++++ Record set ++++
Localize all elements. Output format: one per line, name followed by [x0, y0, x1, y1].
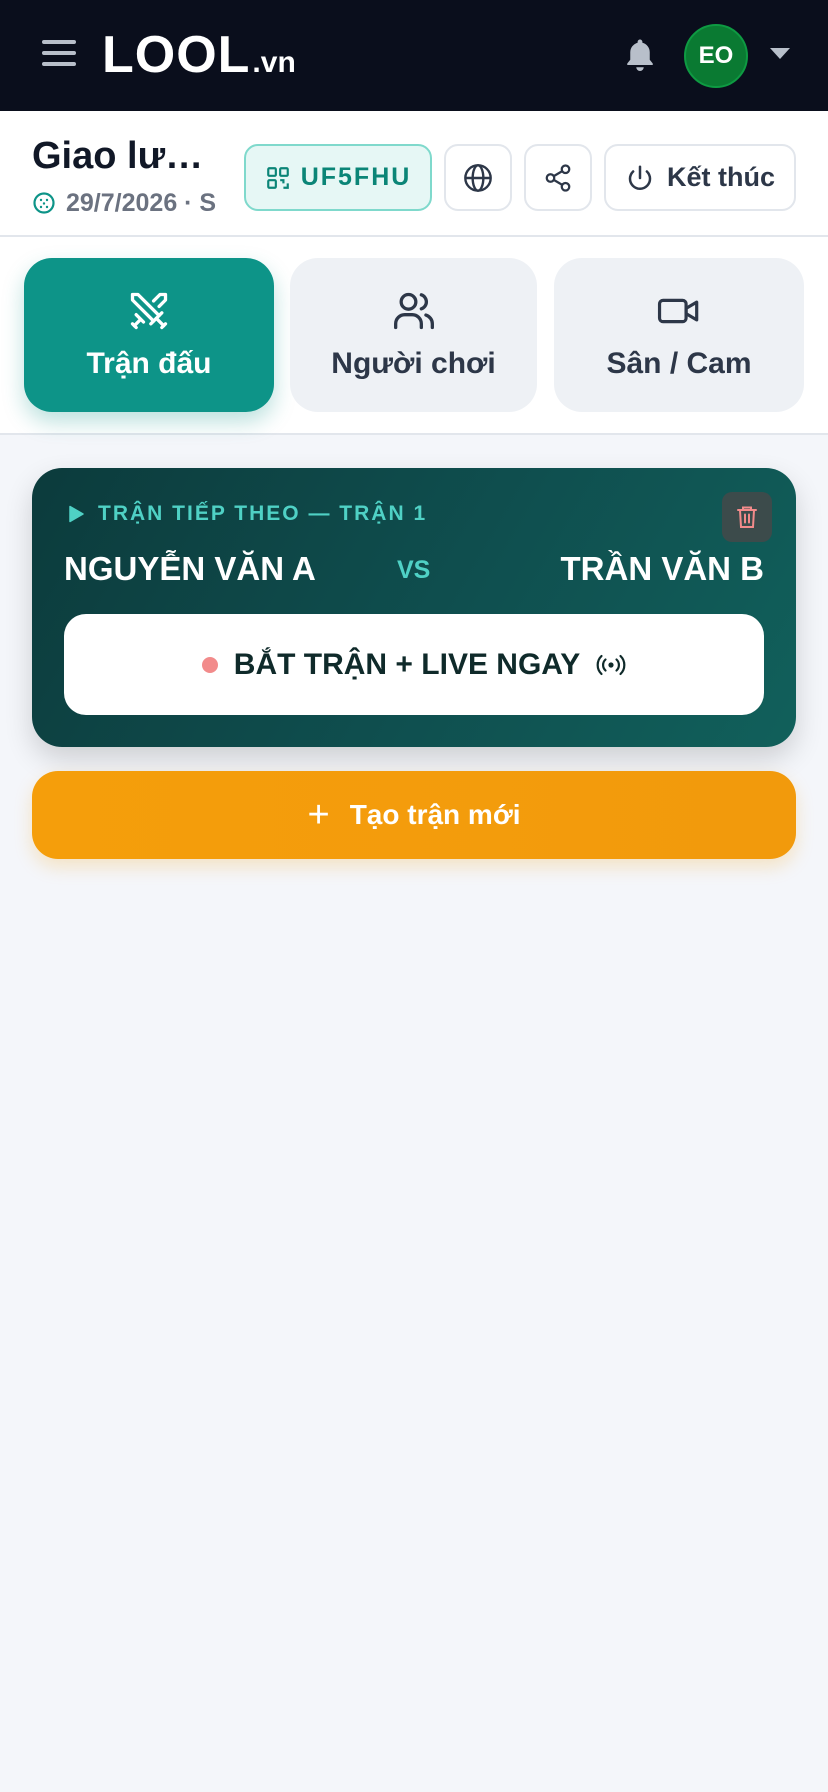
next-match-heading: TRẬN TIẾP THEO — TRẬN 1 [66, 502, 427, 526]
video-camera-icon [657, 298, 699, 324]
share-button[interactable] [524, 144, 592, 211]
bell-icon[interactable] [622, 36, 658, 76]
create-match-button[interactable]: + Tạo trận mới [32, 771, 796, 859]
start-live-label: BẮT TRẬN + LIVE NGAY [233, 647, 581, 681]
create-match-label: Tạo trận mới [349, 799, 521, 830]
chevron-down-icon[interactable] [770, 48, 790, 59]
session-title: Giao lưu... [32, 135, 217, 177]
top-nav: LOOL .vn EO [0, 0, 828, 111]
qr-code-icon [266, 166, 289, 189]
delete-match-button[interactable] [722, 492, 772, 542]
next-match-heading-text: TRẬN TIẾP THEO — TRẬN 1 [98, 502, 428, 525]
tab-bar: Trận đấu Người chơi Sân / Cam [0, 237, 828, 435]
session-code-button[interactable]: UF5FHU [244, 144, 432, 211]
crossed-swords-icon [130, 292, 168, 330]
end-session-label: Kết thúc [667, 162, 775, 192]
end-session-button[interactable]: Kết thúc [604, 144, 796, 211]
tab-court-cam[interactable]: Sân / Cam [554, 258, 804, 412]
versus-label: VS [397, 556, 431, 584]
logo-text: LOOL [102, 26, 251, 84]
users-icon [393, 292, 434, 330]
tab-matches-label: Trận đấu [86, 347, 212, 380]
menu-icon[interactable] [42, 40, 76, 70]
globe-button[interactable] [444, 144, 512, 211]
player-one-name: NGUYỄN VĂN A [64, 550, 316, 587]
session-code: UF5FHU [300, 163, 412, 191]
logo-suffix: .vn [252, 46, 296, 79]
live-dot [201, 656, 218, 673]
ball-icon [33, 192, 55, 214]
share-icon [545, 163, 571, 192]
globe-icon [464, 163, 492, 192]
avatar[interactable]: EO [684, 24, 748, 88]
play-icon [69, 505, 84, 523]
plus-icon: + [307, 794, 330, 836]
tab-players-label: Người chơi [331, 347, 496, 380]
tab-court-cam-label: Sân / Cam [606, 347, 752, 380]
session-meta: 29/7/2026 · S [32, 187, 222, 219]
start-live-button[interactable]: BẮT TRẬN + LIVE NGAY [64, 614, 764, 715]
next-match-card: TRẬN TIẾP THEO — TRẬN 1 NGUYỄN VĂN A VS … [32, 468, 796, 747]
player-two-name: TRẦN VĂN B [560, 550, 765, 587]
power-icon [628, 165, 652, 190]
tab-players[interactable]: Người chơi [290, 258, 537, 412]
tab-matches[interactable]: Trận đấu [24, 258, 274, 412]
logo[interactable]: LOOL .vn [102, 26, 296, 84]
broadcast-icon [596, 654, 626, 675]
session-meta-text: 29/7/2026 · S [66, 188, 217, 217]
session-header: Giao lưu... 29/7/2026 · S UF5FHU Kết thú… [0, 111, 828, 237]
trash-icon [737, 506, 757, 528]
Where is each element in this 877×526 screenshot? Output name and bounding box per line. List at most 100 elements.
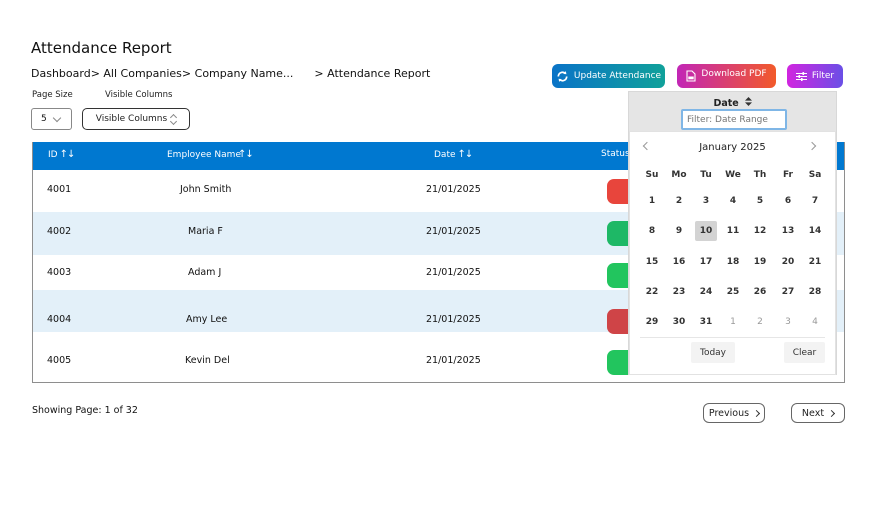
previous-label: Previous	[708, 407, 750, 419]
calendar-day[interactable]: 12	[749, 221, 771, 241]
page-size-label: Page Size	[32, 90, 73, 100]
calendar-day[interactable]: 31	[695, 312, 717, 332]
calendar-day[interactable]: 30	[668, 312, 690, 332]
calendar-day[interactable]: 24	[695, 282, 717, 302]
date-filter-title-label: Date	[713, 98, 739, 109]
cell-employee-name: Adam J	[188, 267, 222, 278]
date-range-filter-input[interactable]	[681, 109, 787, 130]
weekday-label: Fr	[782, 170, 793, 180]
cell-id: 4002	[47, 226, 72, 237]
calendar-day-next-month[interactable]: 2	[749, 312, 771, 332]
breadcrumb-all-companies[interactable]: > All Companies	[91, 67, 182, 80]
cell-date: 21/01/2025	[426, 267, 481, 278]
update-attendance-label: Update Attendance	[573, 71, 662, 81]
calendar-day[interactable]: 16	[668, 252, 690, 272]
calendar-day[interactable]: 2	[668, 191, 690, 211]
calendar-day[interactable]: 27	[777, 282, 799, 302]
breadcrumb-dashboard[interactable]: Dashboard	[31, 67, 91, 80]
calendar-day[interactable]: 6	[777, 191, 799, 211]
column-header-id[interactable]: ID ↑↓	[48, 149, 76, 160]
calendar-divider	[640, 337, 825, 338]
calendar-day[interactable]: 11	[722, 221, 744, 241]
weekday-label: Sa	[808, 170, 822, 180]
column-header-status[interactable]: Status	[601, 149, 630, 159]
filter-button[interactable]: Filter	[787, 64, 843, 88]
calendar-day-next-month[interactable]: 4	[804, 312, 826, 332]
next-page-button[interactable]: Next	[791, 403, 845, 423]
next-label: Next	[801, 407, 825, 419]
breadcrumb-attendance-report: > Attendance Report	[314, 67, 431, 80]
calendar-day[interactable]: 3	[695, 191, 717, 211]
calendar-day[interactable]: 20	[777, 252, 799, 272]
sort-icon[interactable]: ↑↓	[60, 149, 76, 160]
visible-columns-label: Visible Columns	[105, 90, 173, 100]
cell-id: 4001	[47, 184, 72, 195]
page-title: Attendance Report	[31, 39, 172, 57]
date-picker-calendar: January 2025 Su Mo Tu We Th Fr Sa 1 2 3 4 5 6 7 8 9 10 11…	[629, 131, 836, 375]
cell-date: 21/01/2025	[426, 355, 481, 366]
calendar-day[interactable]: 10	[695, 221, 717, 241]
breadcrumb-company-name[interactable]: > Company Name...	[182, 67, 293, 80]
calendar-day[interactable]: 1	[641, 191, 663, 211]
weekday-label: Mo	[671, 170, 687, 180]
sort-icon[interactable]: ↑↓	[238, 149, 254, 160]
breadcrumb-spacer	[293, 67, 314, 80]
calendar-day[interactable]: 17	[695, 252, 717, 272]
calendar-day[interactable]: 25	[722, 282, 744, 302]
calendar-day[interactable]: 14	[804, 221, 826, 241]
chevron-right-icon	[828, 409, 836, 417]
sliders-icon	[795, 71, 807, 81]
breadcrumb: Dashboard > All Companies > Company Name…	[31, 67, 430, 80]
cell-id: 4004	[47, 314, 72, 325]
date-filter-popup: Date January 2025 SuMoTuWeThFrSa12345678…	[628, 91, 837, 375]
cell-employee-name: Kevin Del	[185, 355, 230, 366]
calendar-day[interactable]: 19	[749, 252, 771, 272]
download-pdf-label: Download PDF	[701, 69, 767, 79]
calendar-day[interactable]: 22	[641, 282, 663, 302]
column-header-employee-name[interactable]: Employee Name↑↓	[167, 149, 254, 160]
cell-employee-name: Amy Lee	[186, 314, 228, 325]
update-attendance-button[interactable]: Update Attendance	[552, 64, 665, 88]
chevron-down-icon	[52, 113, 61, 122]
next-month-button[interactable]	[807, 141, 819, 153]
weekday-label: Su	[645, 170, 659, 180]
calendar-day[interactable]: 5	[749, 191, 771, 211]
page-indicator: Showing Page: 1 of 32	[32, 405, 138, 416]
calendar-day[interactable]: 4	[722, 191, 744, 211]
column-employee-name-label: Employee Name	[167, 150, 241, 160]
page-size-select[interactable]: 5	[31, 108, 72, 130]
calendar-day[interactable]: 21	[804, 252, 826, 272]
visible-columns-button[interactable]: Visible Columns	[82, 108, 190, 130]
cell-employee-name: Maria F	[188, 226, 223, 237]
calendar-day[interactable]: 29	[641, 312, 663, 332]
up-down-chevron-icon	[170, 113, 178, 125]
cell-date: 21/01/2025	[426, 184, 481, 195]
clear-button[interactable]: Clear	[784, 342, 825, 363]
calendar-day[interactable]: 9	[668, 221, 690, 241]
calendar-day[interactable]: 8	[641, 221, 663, 241]
sort-icon[interactable]	[742, 97, 752, 108]
calendar-day[interactable]: 26	[749, 282, 771, 302]
calendar-day[interactable]: 13	[777, 221, 799, 241]
calendar-day[interactable]: 7	[804, 191, 826, 211]
calendar-day[interactable]: 15	[641, 252, 663, 272]
calendar-day-next-month[interactable]: 3	[777, 312, 799, 332]
pdf-file-icon	[686, 70, 696, 82]
sort-icon[interactable]: ↑↓	[458, 149, 474, 160]
download-pdf-button[interactable]: Download PDF	[677, 64, 776, 88]
filter-label: Filter	[811, 71, 835, 81]
calendar-day-next-month[interactable]: 1	[722, 312, 744, 332]
cell-id: 4003	[47, 267, 72, 278]
chevron-right-icon	[807, 141, 817, 151]
calendar-month-label[interactable]: January 2025	[630, 142, 835, 153]
column-id-label: ID	[48, 150, 58, 160]
calendar-day[interactable]: 28	[804, 282, 826, 302]
today-button[interactable]: Today	[691, 342, 735, 363]
calendar-day[interactable]: 18	[722, 252, 744, 272]
previous-page-button[interactable]: Previous	[703, 403, 765, 423]
page-size-value: 5	[41, 114, 47, 124]
column-header-date[interactable]: Date ↑↓	[434, 149, 474, 160]
cell-employee-name: John Smith	[180, 184, 232, 195]
date-filter-title[interactable]: Date	[629, 97, 836, 109]
calendar-day[interactable]: 23	[668, 282, 690, 302]
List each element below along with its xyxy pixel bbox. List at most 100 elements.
++++
** Exercise task **
Copy the stretch from the line that contains "407, 750, 419]" through the line that contains "267, 222, 278]" word for word, keeping every line of it.

** Solution to the problem **
previous-label: Previous	[708, 407, 750, 419]
calendar-day[interactable]: 12	[749, 221, 771, 241]
page-size-label: Page Size	[32, 90, 73, 100]
calendar-day[interactable]: 31	[695, 312, 717, 332]
calendar-day[interactable]: 30	[668, 312, 690, 332]
calendar-day[interactable]: 24	[695, 282, 717, 302]
date-filter-title-label: Date	[713, 98, 739, 109]
cell-employee-name: Adam J	[188, 267, 222, 278]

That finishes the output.